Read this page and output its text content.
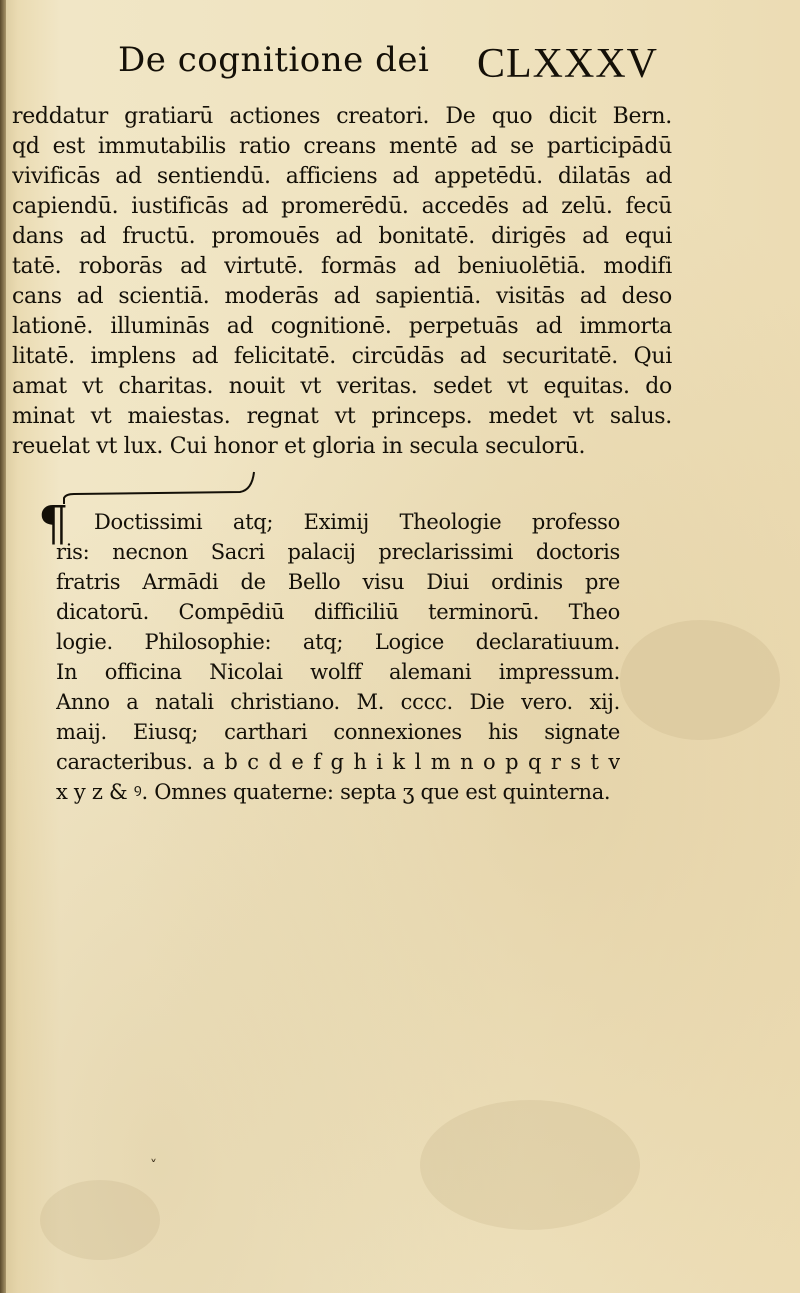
De cognitione dei CLXXXV
reddatur gratiarū actiones creatori. De quo dicit Bern.
qd est immutabilis ratio creans mentē ad se participādū
vivificās ad sentiendū. afficiens ad appetēdū. dilatās ad
capiendū. iustificās ad promerēdū. accedēs ad zelū. fecū
dans ad fructū. promouēs ad bonitatē. dirigēs ad equi
tatē. roborās ad virtutē. formās ad beniuolētiā. modifi
cans ad scientiā. moderās ad sapientiā. visitās ad deso
lationē. illuminās ad cognitionē. perpetuās ad immorta
litatē. implens ad felicitatē. circūdās ad securitatē. Qui
amat vt charitas. nouit vt veritas. sedet vt equitas. do
minat vt maiestas. regnat vt princeps. medet vt salus.
reuelat vt lux. Cui honor et gloria in secula seculorū.
¶	Doctissimi atq; Eximij Theologie professo
ris: necnon Sacri palacij preclarissimi doctoris
fratris Armādi de Bello visu Diui ordinis pre
dicatorū. Compēdiū difficiliū terminorū. Theo
logie. Philosophie: atq; Logice declaratiuum.
In officina Nicolai wolff alemani impressum.
Anno a natali christiano. M. cccc. Die vero. xij.
maij. Eiusq; carthari connexiones his signate
caracteribus. a b c d e f g h i k l m n o p q r s t v
x y z & ꝰ. Omnes quaterne: septa ʒ que est quinterna.
˅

● ● ● ● ●

* **TASK DESCRIPTION**
Copy the material shown above in full and exactly. Skip the pictures.

* **THE SOLUTION**
Read this page and output its text content.
De cognitione dei CLXXXV
reddatur gratiarū actiones creatori. De quo dicit Bern.
qd est immutabilis ratio creans mentē ad se participādū
vivificās ad sentiendū. afficiens ad appetēdū. dilatās ad
capiendū. iustificās ad promerēdū. accedēs ad zelū. fecū
dans ad fructū. promouēs ad bonitatē. dirigēs ad equi
tatē. roborās ad virtutē. formās ad beniuolētiā. modifi
cans ad scientiā. moderās ad sapientiā. visitās ad deso
lationē. illuminās ad cognitionē. perpetuās ad immorta
litatē. implens ad felicitatē. circūdās ad securitatē. Qui
amat vt charitas. nouit vt veritas. sedet vt equitas. do
minat vt maiestas. regnat vt princeps. medet vt salus.
reuelat vt lux. Cui honor et gloria in secula seculorū.
¶	Doctissimi atq; Eximij Theologie professo
ris: necnon Sacri palacij preclarissimi doctoris
fratris Armādi de Bello visu Diui ordinis pre
dicatorū. Compēdiū difficiliū terminorū. Theo
logie. Philosophie: atq; Logice declaratiuum.
In officina Nicolai wolff alemani impressum.
Anno a natali christiano. M. cccc. Die vero. xij.
maij. Eiusq; carthari connexiones his signate
caracteribus. a b c d e f g h i k l m n o p q r s t v
x y z & ꝰ. Omnes quaterne: septa ʒ que est quinterna.
˅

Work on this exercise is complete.